**Problem description**
Transcribe the listing that follows in full, omitting pictures.

**Data provided**
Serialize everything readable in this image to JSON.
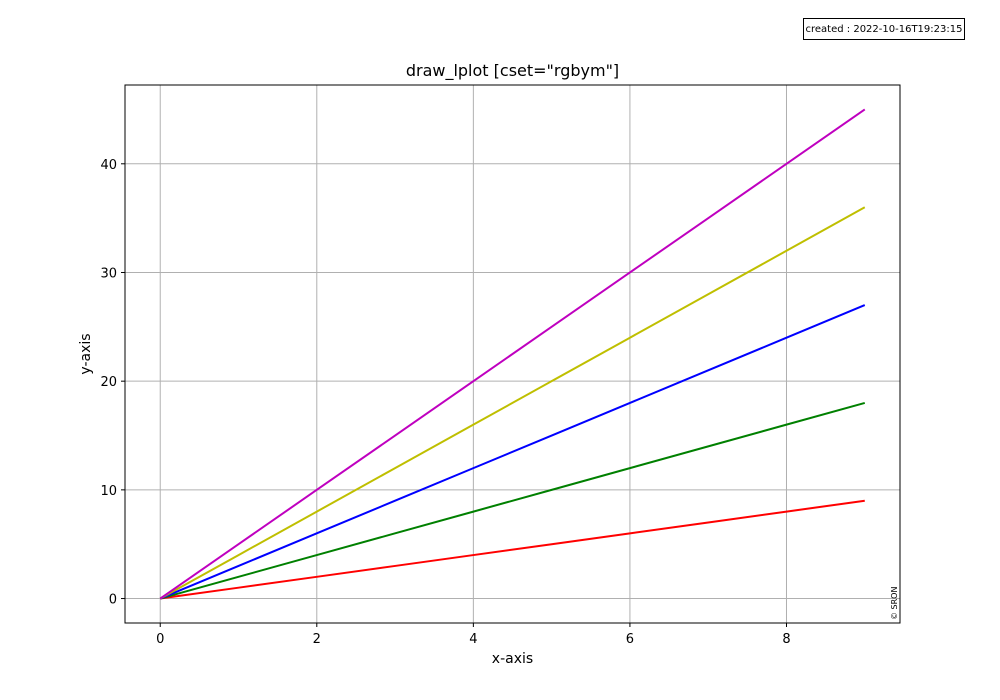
{
  "created_stamp": "created : 2022-10-16T19:23:15",
  "copyright": "© SRON",
  "chart_data": {
    "type": "line",
    "title": "draw_lplot [cset=\"rgbym\"]",
    "xlabel": "x-axis",
    "ylabel": "y-axis",
    "xlim": [
      -0.45,
      9.45
    ],
    "ylim": [
      -2.25,
      47.25
    ],
    "xticks": [
      0,
      2,
      4,
      6,
      8
    ],
    "yticks": [
      0,
      10,
      20,
      30,
      40
    ],
    "grid": true,
    "x": [
      0,
      1,
      2,
      3,
      4,
      5,
      6,
      7,
      8,
      9
    ],
    "series": [
      {
        "color": "#ff0000",
        "values": [
          0,
          1,
          2,
          3,
          4,
          5,
          6,
          7,
          8,
          9
        ]
      },
      {
        "color": "#008000",
        "values": [
          0,
          2,
          4,
          6,
          8,
          10,
          12,
          14,
          16,
          18
        ]
      },
      {
        "color": "#0000ff",
        "values": [
          0,
          3,
          6,
          9,
          12,
          15,
          18,
          21,
          24,
          27
        ]
      },
      {
        "color": "#bfbf00",
        "values": [
          0,
          4,
          8,
          12,
          16,
          20,
          24,
          28,
          32,
          36
        ]
      },
      {
        "color": "#bf00bf",
        "values": [
          0,
          5,
          10,
          15,
          20,
          25,
          30,
          35,
          40,
          45
        ]
      }
    ]
  }
}
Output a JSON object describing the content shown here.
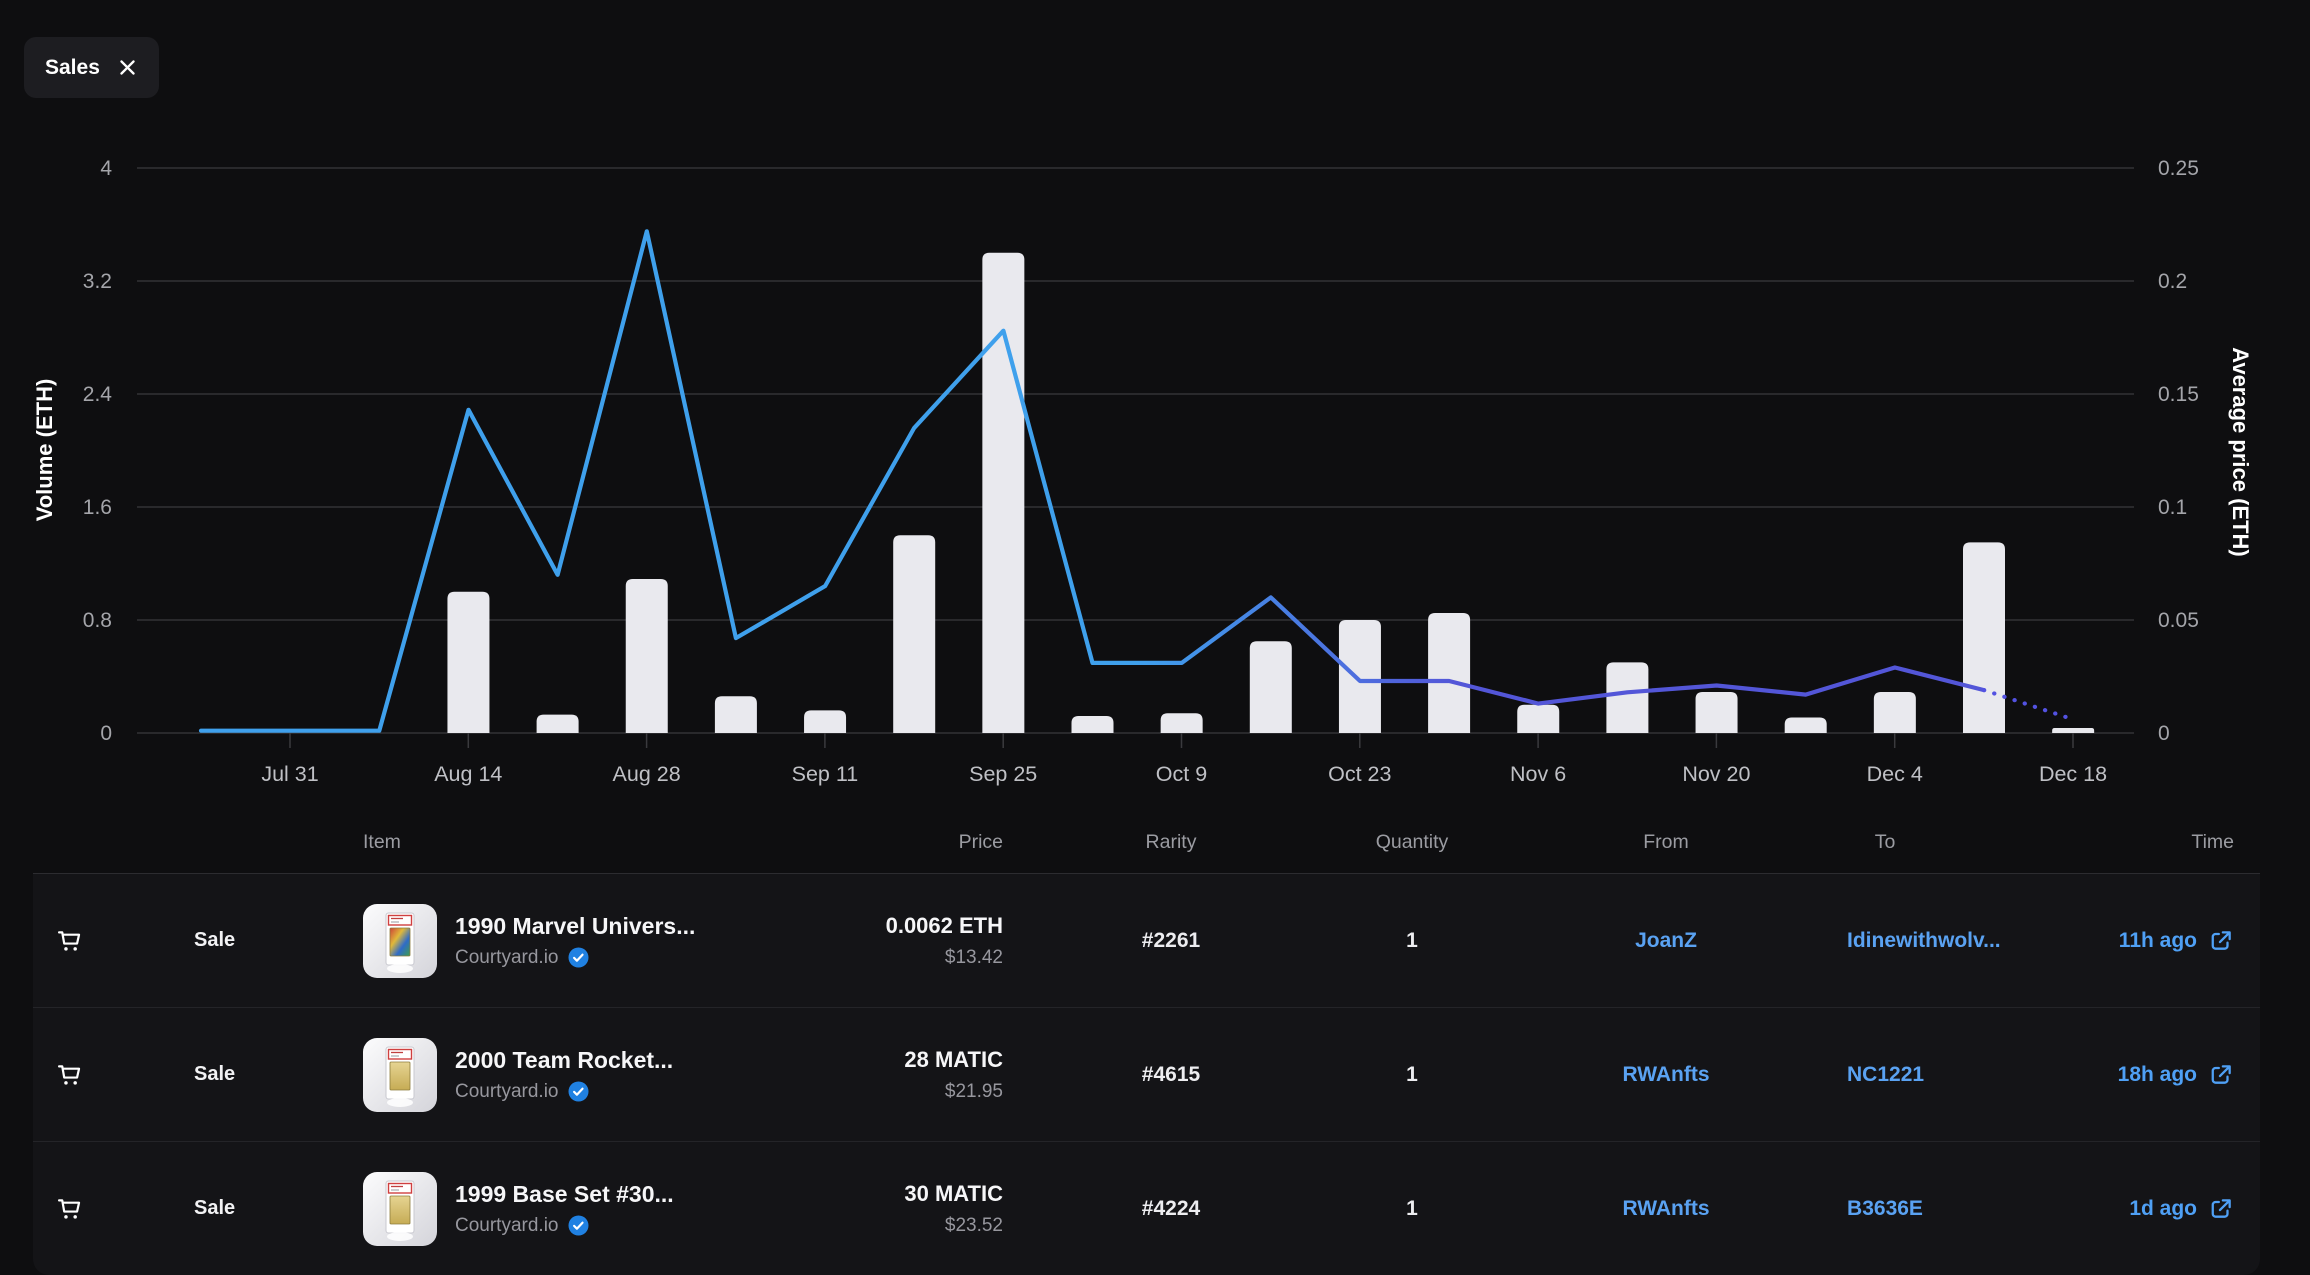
{
  "filter_chip": {
    "label": "Sales"
  },
  "chart_data": {
    "type": "bar+line",
    "grid": "on",
    "legend_position": "none",
    "x_tick_labels": [
      "Jul 31",
      "Aug 14",
      "Aug 28",
      "Sep 11",
      "Sep 25",
      "Oct 9",
      "Oct 23",
      "Nov 6",
      "Nov 20",
      "Dec 4",
      "Dec 18"
    ],
    "dates": [
      "Jul 24",
      "Jul 31",
      "Aug 7",
      "Aug 14",
      "Aug 21",
      "Aug 28",
      "Sep 4",
      "Sep 11",
      "Sep 18",
      "Sep 25",
      "Oct 2",
      "Oct 9",
      "Oct 16",
      "Oct 23",
      "Oct 30",
      "Nov 6",
      "Nov 13",
      "Nov 20",
      "Nov 27",
      "Dec 4",
      "Dec 11",
      "Dec 18"
    ],
    "series": [
      {
        "name": "Volume (ETH)",
        "type": "bar",
        "axis": "left",
        "values": [
          0,
          0,
          0,
          1.0,
          0.13,
          1.09,
          0.26,
          0.16,
          1.4,
          3.4,
          0.12,
          0.14,
          0.65,
          0.8,
          0.85,
          0.2,
          0.5,
          0.29,
          0.11,
          0.29,
          1.35,
          0.035
        ]
      },
      {
        "name": "Average price (ETH)",
        "type": "line",
        "axis": "right",
        "dotted_tail_segments": 1,
        "values": [
          0.001,
          0.001,
          0.001,
          0.143,
          0.07,
          0.222,
          0.042,
          0.065,
          0.135,
          0.178,
          0.031,
          0.031,
          0.06,
          0.023,
          0.023,
          0.013,
          0.018,
          0.021,
          0.017,
          0.029,
          0.019,
          0.006
        ]
      }
    ],
    "left_axis": {
      "label": "Volume (ETH)",
      "ticks": [
        "0",
        "0.8",
        "1.6",
        "2.4",
        "3.2",
        "4"
      ],
      "max": 4
    },
    "right_axis": {
      "label": "Average price (ETH)",
      "ticks": [
        "0",
        "0.05",
        "0.1",
        "0.15",
        "0.2",
        "0.25"
      ],
      "max": 0.25
    },
    "colors": {
      "bar": "#e9e9ee",
      "line_start": "#3fa0ec",
      "line_end": "#5356d8",
      "line_dotted": "#5352e2",
      "grid": "#3a3a3e",
      "y_tick_text": "#a4a5aa",
      "x_tick_text": "#bfc0c5",
      "axis_title": "#ffffff"
    }
  },
  "table": {
    "headers": [
      "Item",
      "Price",
      "Rarity",
      "Quantity",
      "From",
      "To",
      "Time"
    ],
    "link_color": "#5aa2f2",
    "rows": [
      {
        "event": "Sale",
        "item_name": "1990 Marvel Univers...",
        "collection": "Courtyard.io",
        "verified": true,
        "price": "0.0062 ETH",
        "price_usd": "$13.42",
        "rarity": "#2261",
        "quantity": "1",
        "from": "JoanZ",
        "to": "Idinewithwolv...",
        "time": "11h ago",
        "thumb_style": "marvel"
      },
      {
        "event": "Sale",
        "item_name": "2000 Team Rocket...",
        "collection": "Courtyard.io",
        "verified": true,
        "price": "28 MATIC",
        "price_usd": "$21.95",
        "rarity": "#4615",
        "quantity": "1",
        "from": "RWAnfts",
        "to": "NC1221",
        "time": "18h ago",
        "thumb_style": "pokemon"
      },
      {
        "event": "Sale",
        "item_name": "1999 Base Set #30...",
        "collection": "Courtyard.io",
        "verified": true,
        "price": "30 MATIC",
        "price_usd": "$23.52",
        "rarity": "#4224",
        "quantity": "1",
        "from": "RWAnfts",
        "to": "B3636E",
        "time": "1d ago",
        "thumb_style": "pokemon"
      }
    ]
  }
}
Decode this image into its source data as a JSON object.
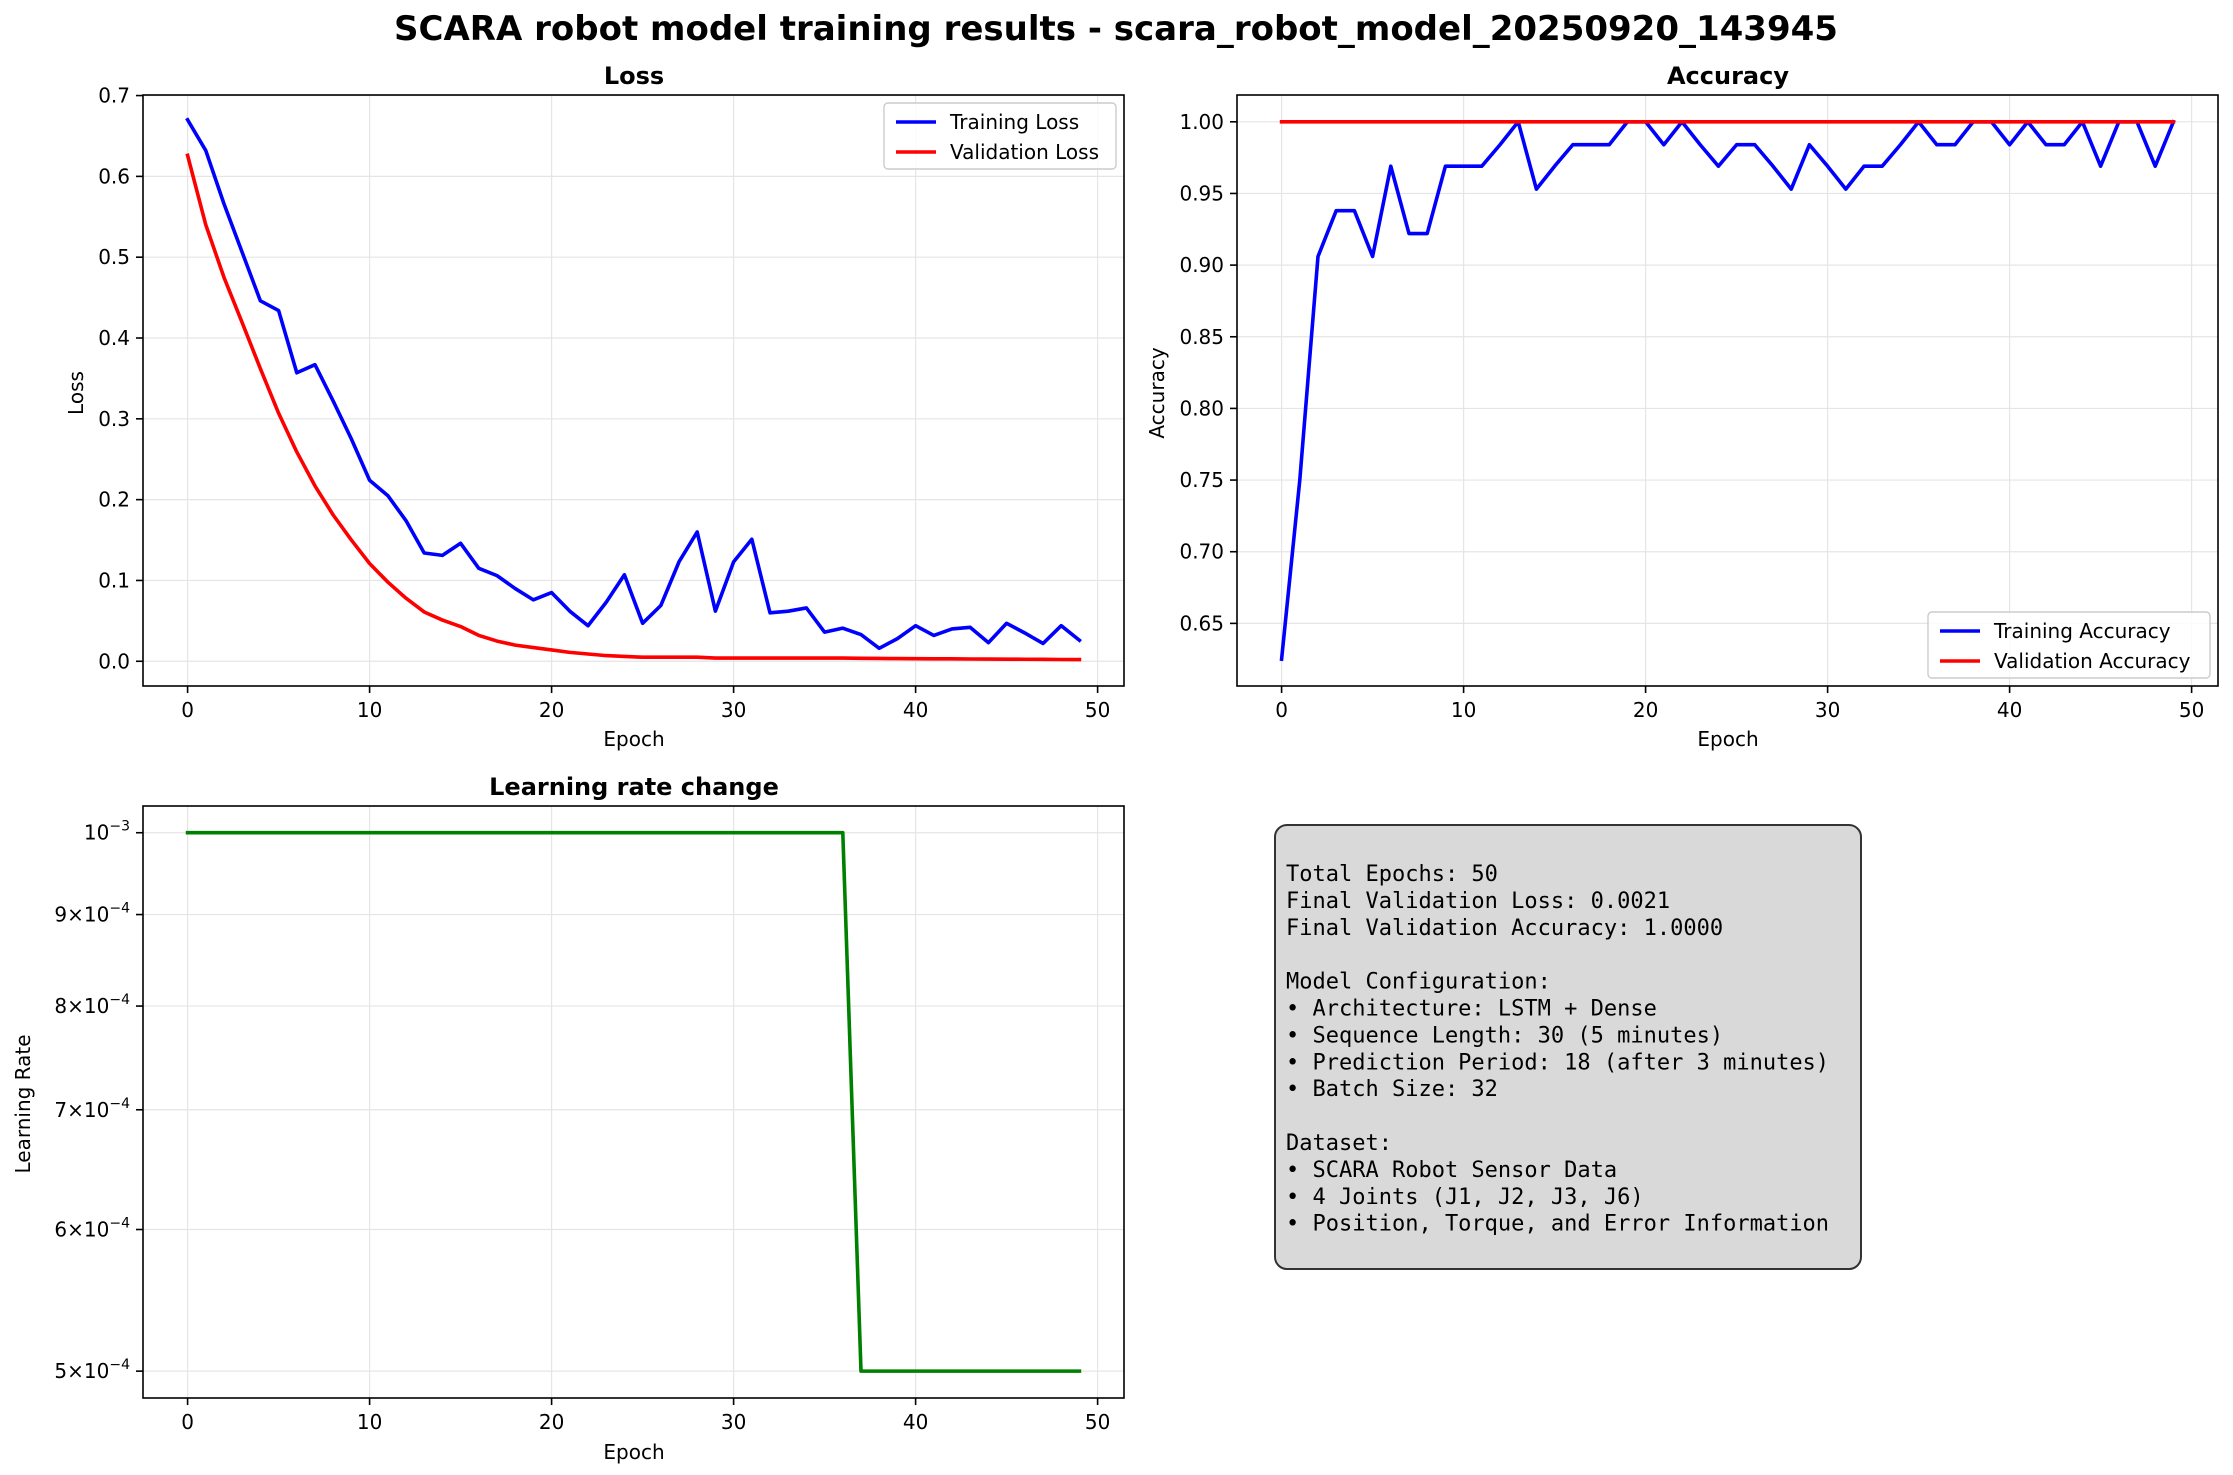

**Exercise output**
Serialize everything readable in this image to JSON.
{
  "created_stamp": "created : 2022-10-16T19:23:15",
  "copyright": "© SRON",
  "chart_data": {
    "type": "line",
    "title": "draw_lplot [cset=\"rgbym\"]",
    "xlabel": "x-axis",
    "ylabel": "y-axis",
    "xlim": [
      -0.45,
      9.45
    ],
    "ylim": [
      -2.25,
      47.25
    ],
    "xticks": [
      0,
      2,
      4,
      6,
      8
    ],
    "yticks": [
      0,
      10,
      20,
      30,
      40
    ],
    "grid": true,
    "x": [
      0,
      1,
      2,
      3,
      4,
      5,
      6,
      7,
      8,
      9
    ],
    "series": [
      {
        "color": "#ff0000",
        "values": [
          0,
          1,
          2,
          3,
          4,
          5,
          6,
          7,
          8,
          9
        ]
      },
      {
        "color": "#008000",
        "values": [
          0,
          2,
          4,
          6,
          8,
          10,
          12,
          14,
          16,
          18
        ]
      },
      {
        "color": "#0000ff",
        "values": [
          0,
          3,
          6,
          9,
          12,
          15,
          18,
          21,
          24,
          27
        ]
      },
      {
        "color": "#bfbf00",
        "values": [
          0,
          4,
          8,
          12,
          16,
          20,
          24,
          28,
          32,
          36
        ]
      },
      {
        "color": "#bf00bf",
        "values": [
          0,
          5,
          10,
          15,
          20,
          25,
          30,
          35,
          40,
          45
        ]
      }
    ]
  }
}
Output a JSON object describing the content shown here.
{
  "filter_chip": {
    "label": "Sales"
  },
  "chart_data": {
    "type": "bar+line",
    "grid": "on",
    "legend_position": "none",
    "x_tick_labels": [
      "Jul 31",
      "Aug 14",
      "Aug 28",
      "Sep 11",
      "Sep 25",
      "Oct 9",
      "Oct 23",
      "Nov 6",
      "Nov 20",
      "Dec 4",
      "Dec 18"
    ],
    "dates": [
      "Jul 24",
      "Jul 31",
      "Aug 7",
      "Aug 14",
      "Aug 21",
      "Aug 28",
      "Sep 4",
      "Sep 11",
      "Sep 18",
      "Sep 25",
      "Oct 2",
      "Oct 9",
      "Oct 16",
      "Oct 23",
      "Oct 30",
      "Nov 6",
      "Nov 13",
      "Nov 20",
      "Nov 27",
      "Dec 4",
      "Dec 11",
      "Dec 18"
    ],
    "series": [
      {
        "name": "Volume (ETH)",
        "type": "bar",
        "axis": "left",
        "values": [
          0,
          0,
          0,
          1.0,
          0.13,
          1.09,
          0.26,
          0.16,
          1.4,
          3.4,
          0.12,
          0.14,
          0.65,
          0.8,
          0.85,
          0.2,
          0.5,
          0.29,
          0.11,
          0.29,
          1.35,
          0.035
        ]
      },
      {
        "name": "Average price (ETH)",
        "type": "line",
        "axis": "right",
        "dotted_tail_segments": 1,
        "values": [
          0.001,
          0.001,
          0.001,
          0.143,
          0.07,
          0.222,
          0.042,
          0.065,
          0.135,
          0.178,
          0.031,
          0.031,
          0.06,
          0.023,
          0.023,
          0.013,
          0.018,
          0.021,
          0.017,
          0.029,
          0.019,
          0.006
        ]
      }
    ],
    "left_axis": {
      "label": "Volume (ETH)",
      "ticks": [
        "0",
        "0.8",
        "1.6",
        "2.4",
        "3.2",
        "4"
      ],
      "max": 4
    },
    "right_axis": {
      "label": "Average price (ETH)",
      "ticks": [
        "0",
        "0.05",
        "0.1",
        "0.15",
        "0.2",
        "0.25"
      ],
      "max": 0.25
    },
    "colors": {
      "bar": "#e9e9ee",
      "line_start": "#3fa0ec",
      "line_end": "#5356d8",
      "line_dotted": "#5352e2",
      "grid": "#3a3a3e",
      "y_tick_text": "#a4a5aa",
      "x_tick_text": "#bfc0c5",
      "axis_title": "#ffffff"
    }
  },
  "table": {
    "headers": [
      "Item",
      "Price",
      "Rarity",
      "Quantity",
      "From",
      "To",
      "Time"
    ],
    "link_color": "#5aa2f2",
    "rows": [
      {
        "event": "Sale",
        "item_name": "1990 Marvel Univers...",
        "collection": "Courtyard.io",
        "verified": true,
        "price": "0.0062 ETH",
        "price_usd": "$13.42",
        "rarity": "#2261",
        "quantity": "1",
        "from": "JoanZ",
        "to": "Idinewithwolv...",
        "time": "11h ago",
        "thumb_style": "marvel"
      },
      {
        "event": "Sale",
        "item_name": "2000 Team Rocket...",
        "collection": "Courtyard.io",
        "verified": true,
        "price": "28 MATIC",
        "price_usd": "$21.95",
        "rarity": "#4615",
        "quantity": "1",
        "from": "RWAnfts",
        "to": "NC1221",
        "time": "18h ago",
        "thumb_style": "pokemon"
      },
      {
        "event": "Sale",
        "item_name": "1999 Base Set #30...",
        "collection": "Courtyard.io",
        "verified": true,
        "price": "30 MATIC",
        "price_usd": "$23.52",
        "rarity": "#4224",
        "quantity": "1",
        "from": "RWAnfts",
        "to": "B3636E",
        "time": "1d ago",
        "thumb_style": "pokemon"
      }
    ]
  }
}
Decode this image into its source data as a JSON object.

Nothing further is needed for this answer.